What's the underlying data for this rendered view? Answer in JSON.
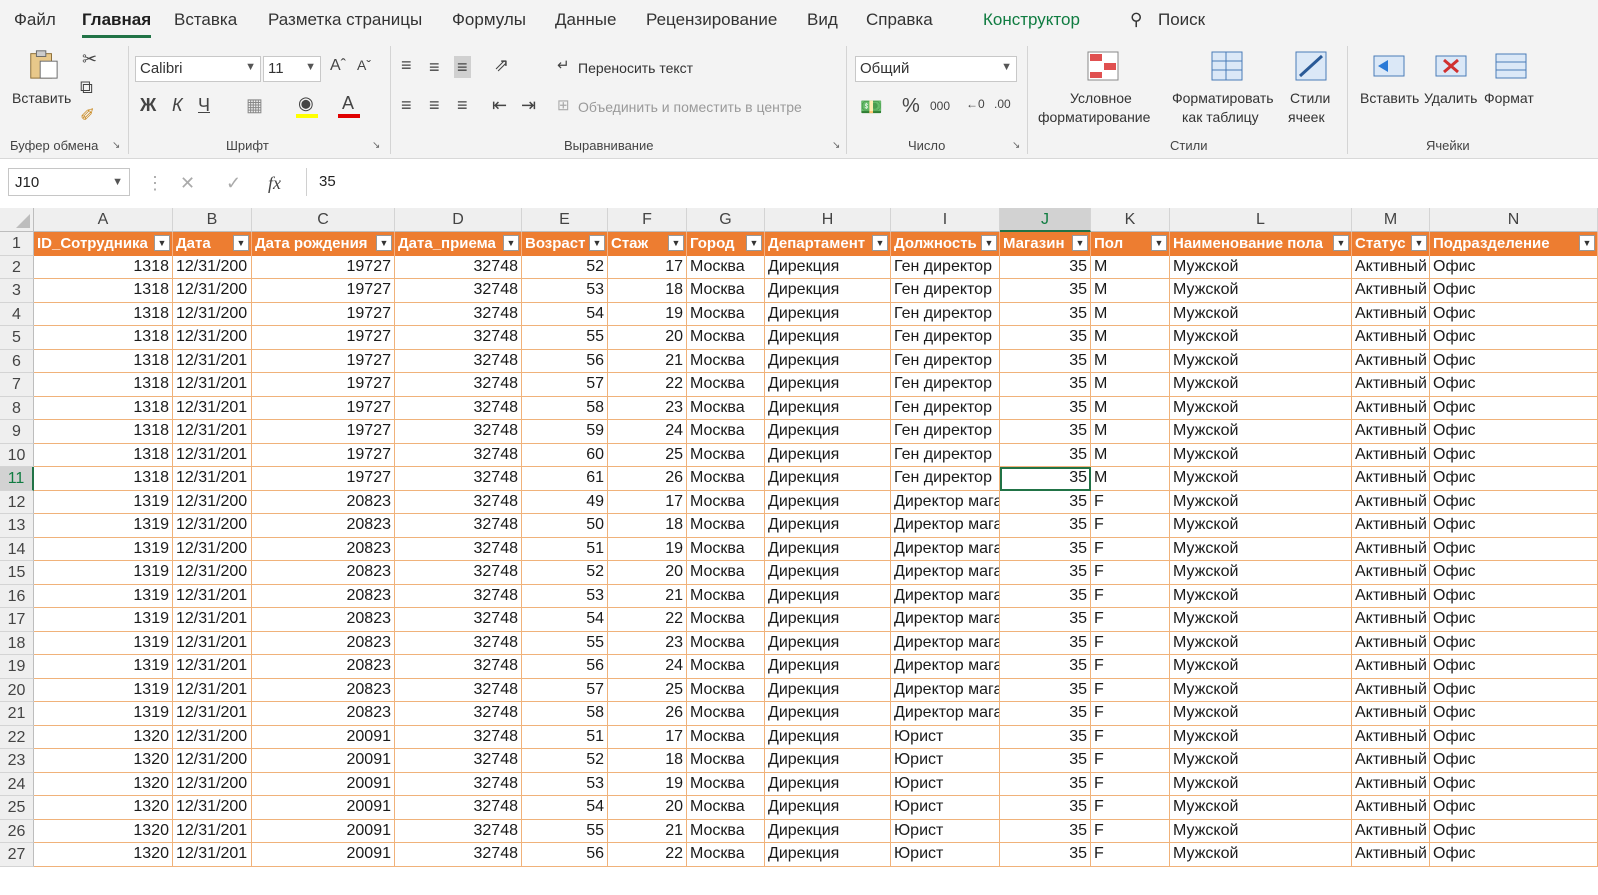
{
  "menu": {
    "file": "Файл",
    "home": "Главная",
    "insert": "Вставка",
    "page_layout": "Разметка страницы",
    "formulas": "Формулы",
    "data": "Данные",
    "review": "Рецензирование",
    "view": "Вид",
    "help": "Справка",
    "design": "Конструктор",
    "search": "Поиск"
  },
  "ribbon": {
    "clipboard": {
      "paste": "Вставить",
      "label": "Буфер обмена"
    },
    "font": {
      "name": "Calibri",
      "size": "11",
      "bold": "Ж",
      "italic": "К",
      "underline": "Ч",
      "label": "Шрифт"
    },
    "alignment": {
      "wrap": "Переносить текст",
      "merge": "Объединить и поместить в центре",
      "label": "Выравнивание"
    },
    "number": {
      "format": "Общий",
      "percent": "%",
      "thousands": "000",
      "label": "Число"
    },
    "styles": {
      "cond_line1": "Условное",
      "cond_line2": "форматирование",
      "table_line1": "Форматировать",
      "table_line2": "как таблицу",
      "cell_line1": "Стили",
      "cell_line2": "ячеек",
      "label": "Стили"
    },
    "cells": {
      "insert": "Вставить",
      "delete": "Удалить",
      "format": "Формат",
      "label": "Ячейки"
    }
  },
  "formula_bar": {
    "name_box": "J10",
    "fx": "fx",
    "value": "35"
  },
  "colors": {
    "accent": "#217346",
    "header_fill": "#ed7d31",
    "border": "#f0b27a"
  },
  "columns": [
    "A",
    "B",
    "C",
    "D",
    "E",
    "F",
    "G",
    "H",
    "I",
    "J",
    "K",
    "L",
    "M",
    "N"
  ],
  "headers": [
    "ID_Сотрудника",
    "Дата",
    "Дата рождения",
    "Дата_приема",
    "Возраст",
    "Стаж",
    "Город",
    "Департамент",
    "Должность",
    "Магазин",
    "Пол",
    "Наименование пола",
    "Статус",
    "Подразделение"
  ],
  "row_numbers": [
    "1",
    "2",
    "3",
    "4",
    "5",
    "6",
    "7",
    "8",
    "9",
    "10",
    "11",
    "12",
    "13",
    "14",
    "15",
    "16",
    "17",
    "18",
    "19",
    "20",
    "21",
    "22",
    "23",
    "24",
    "25",
    "26",
    "27"
  ],
  "rows": [
    [
      "1318",
      "12/31/200",
      "19727",
      "32748",
      "52",
      "17",
      "Москва",
      "Дирекция",
      "Ген директор",
      "35",
      "M",
      "Мужской",
      "Активный",
      "Офис"
    ],
    [
      "1318",
      "12/31/200",
      "19727",
      "32748",
      "53",
      "18",
      "Москва",
      "Дирекция",
      "Ген директор",
      "35",
      "M",
      "Мужской",
      "Активный",
      "Офис"
    ],
    [
      "1318",
      "12/31/200",
      "19727",
      "32748",
      "54",
      "19",
      "Москва",
      "Дирекция",
      "Ген директор",
      "35",
      "M",
      "Мужской",
      "Активный",
      "Офис"
    ],
    [
      "1318",
      "12/31/200",
      "19727",
      "32748",
      "55",
      "20",
      "Москва",
      "Дирекция",
      "Ген директор",
      "35",
      "M",
      "Мужской",
      "Активный",
      "Офис"
    ],
    [
      "1318",
      "12/31/201",
      "19727",
      "32748",
      "56",
      "21",
      "Москва",
      "Дирекция",
      "Ген директор",
      "35",
      "M",
      "Мужской",
      "Активный",
      "Офис"
    ],
    [
      "1318",
      "12/31/201",
      "19727",
      "32748",
      "57",
      "22",
      "Москва",
      "Дирекция",
      "Ген директор",
      "35",
      "M",
      "Мужской",
      "Активный",
      "Офис"
    ],
    [
      "1318",
      "12/31/201",
      "19727",
      "32748",
      "58",
      "23",
      "Москва",
      "Дирекция",
      "Ген директор",
      "35",
      "M",
      "Мужской",
      "Активный",
      "Офис"
    ],
    [
      "1318",
      "12/31/201",
      "19727",
      "32748",
      "59",
      "24",
      "Москва",
      "Дирекция",
      "Ген директор",
      "35",
      "M",
      "Мужской",
      "Активный",
      "Офис"
    ],
    [
      "1318",
      "12/31/201",
      "19727",
      "32748",
      "60",
      "25",
      "Москва",
      "Дирекция",
      "Ген директор",
      "35",
      "M",
      "Мужской",
      "Активный",
      "Офис"
    ],
    [
      "1318",
      "12/31/201",
      "19727",
      "32748",
      "61",
      "26",
      "Москва",
      "Дирекция",
      "Ген директор",
      "35",
      "M",
      "Мужской",
      "Активный",
      "Офис"
    ],
    [
      "1319",
      "12/31/200",
      "20823",
      "32748",
      "49",
      "17",
      "Москва",
      "Дирекция",
      "Директор мага",
      "35",
      "F",
      "Мужской",
      "Активный",
      "Офис"
    ],
    [
      "1319",
      "12/31/200",
      "20823",
      "32748",
      "50",
      "18",
      "Москва",
      "Дирекция",
      "Директор мага",
      "35",
      "F",
      "Мужской",
      "Активный",
      "Офис"
    ],
    [
      "1319",
      "12/31/200",
      "20823",
      "32748",
      "51",
      "19",
      "Москва",
      "Дирекция",
      "Директор мага",
      "35",
      "F",
      "Мужской",
      "Активный",
      "Офис"
    ],
    [
      "1319",
      "12/31/200",
      "20823",
      "32748",
      "52",
      "20",
      "Москва",
      "Дирекция",
      "Директор мага",
      "35",
      "F",
      "Мужской",
      "Активный",
      "Офис"
    ],
    [
      "1319",
      "12/31/201",
      "20823",
      "32748",
      "53",
      "21",
      "Москва",
      "Дирекция",
      "Директор мага",
      "35",
      "F",
      "Мужской",
      "Активный",
      "Офис"
    ],
    [
      "1319",
      "12/31/201",
      "20823",
      "32748",
      "54",
      "22",
      "Москва",
      "Дирекция",
      "Директор мага",
      "35",
      "F",
      "Мужской",
      "Активный",
      "Офис"
    ],
    [
      "1319",
      "12/31/201",
      "20823",
      "32748",
      "55",
      "23",
      "Москва",
      "Дирекция",
      "Директор мага",
      "35",
      "F",
      "Мужской",
      "Активный",
      "Офис"
    ],
    [
      "1319",
      "12/31/201",
      "20823",
      "32748",
      "56",
      "24",
      "Москва",
      "Дирекция",
      "Директор мага",
      "35",
      "F",
      "Мужской",
      "Активный",
      "Офис"
    ],
    [
      "1319",
      "12/31/201",
      "20823",
      "32748",
      "57",
      "25",
      "Москва",
      "Дирекция",
      "Директор мага",
      "35",
      "F",
      "Мужской",
      "Активный",
      "Офис"
    ],
    [
      "1319",
      "12/31/201",
      "20823",
      "32748",
      "58",
      "26",
      "Москва",
      "Дирекция",
      "Директор мага",
      "35",
      "F",
      "Мужской",
      "Активный",
      "Офис"
    ],
    [
      "1320",
      "12/31/200",
      "20091",
      "32748",
      "51",
      "17",
      "Москва",
      "Дирекция",
      "Юрист",
      "35",
      "F",
      "Мужской",
      "Активный",
      "Офис"
    ],
    [
      "1320",
      "12/31/200",
      "20091",
      "32748",
      "52",
      "18",
      "Москва",
      "Дирекция",
      "Юрист",
      "35",
      "F",
      "Мужской",
      "Активный",
      "Офис"
    ],
    [
      "1320",
      "12/31/200",
      "20091",
      "32748",
      "53",
      "19",
      "Москва",
      "Дирекция",
      "Юрист",
      "35",
      "F",
      "Мужской",
      "Активный",
      "Офис"
    ],
    [
      "1320",
      "12/31/200",
      "20091",
      "32748",
      "54",
      "20",
      "Москва",
      "Дирекция",
      "Юрист",
      "35",
      "F",
      "Мужской",
      "Активный",
      "Офис"
    ],
    [
      "1320",
      "12/31/201",
      "20091",
      "32748",
      "55",
      "21",
      "Москва",
      "Дирекция",
      "Юрист",
      "35",
      "F",
      "Мужской",
      "Активный",
      "Офис"
    ],
    [
      "1320",
      "12/31/201",
      "20091",
      "32748",
      "56",
      "22",
      "Москва",
      "Дирекция",
      "Юрист",
      "35",
      "F",
      "Мужской",
      "Активный",
      "Офис"
    ]
  ],
  "active": {
    "row": 9,
    "col": 9
  }
}
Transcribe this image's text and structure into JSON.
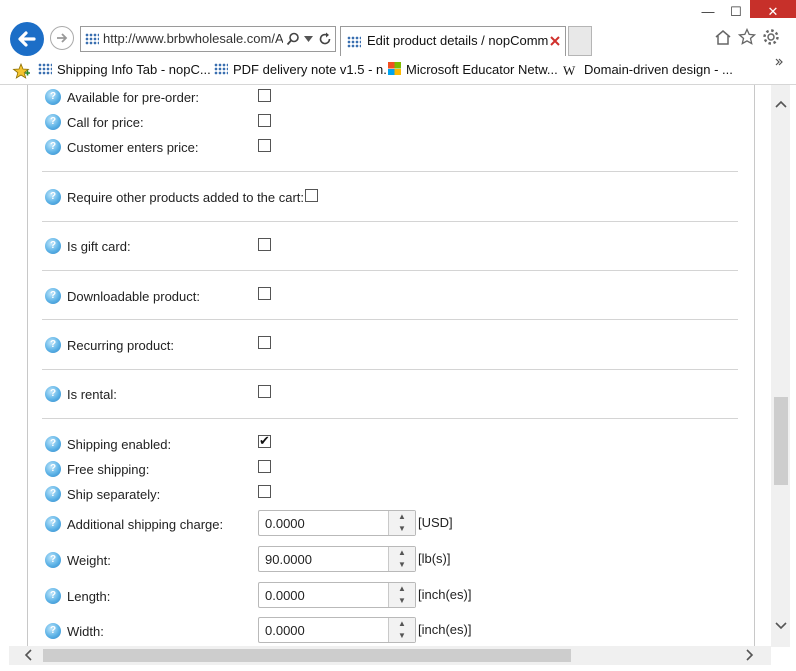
{
  "window": {
    "minimize": "—",
    "maximize": "☐",
    "close": "✕"
  },
  "nav": {
    "address": "http://www.brbwholesale.com/A",
    "tab_title": "Edit product details / nopComm"
  },
  "favorites": [
    {
      "label": "Shipping Info Tab - nopC..."
    },
    {
      "label": "PDF delivery note  v1.5 - n..."
    },
    {
      "label": "Microsoft Educator Netw..."
    },
    {
      "label": "Domain-driven design - ..."
    }
  ],
  "form": {
    "available_preorder": {
      "label": "Available for pre-order:",
      "checked": false
    },
    "call_for_price": {
      "label": "Call for price:",
      "checked": false
    },
    "customer_enters_price": {
      "label": "Customer enters price:",
      "checked": false
    },
    "require_other_products": {
      "label": "Require other products added to the cart:",
      "checked": false
    },
    "is_gift_card": {
      "label": "Is gift card:",
      "checked": false
    },
    "downloadable": {
      "label": "Downloadable product:",
      "checked": false
    },
    "recurring": {
      "label": "Recurring product:",
      "checked": false
    },
    "is_rental": {
      "label": "Is rental:",
      "checked": false
    },
    "shipping_enabled": {
      "label": "Shipping enabled:",
      "checked": true
    },
    "free_shipping": {
      "label": "Free shipping:",
      "checked": false
    },
    "ship_separately": {
      "label": "Ship separately:",
      "checked": false
    },
    "additional_shipping_charge": {
      "label": "Additional shipping charge:",
      "value": "0.0000",
      "unit": "[USD]"
    },
    "weight": {
      "label": "Weight:",
      "value": "90.0000",
      "unit": "[lb(s)]"
    },
    "length": {
      "label": "Length:",
      "value": "0.0000",
      "unit": "[inch(es)]"
    },
    "width": {
      "label": "Width:",
      "value": "0.0000",
      "unit": "[inch(es)]"
    }
  },
  "help_glyph": "?",
  "check_glyph": "✔"
}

### What you need to do
From the records, copy every line that has the string "design" in it.

### Output
    "design": "Конструктор",
      "label": "Domain-driven design - ..."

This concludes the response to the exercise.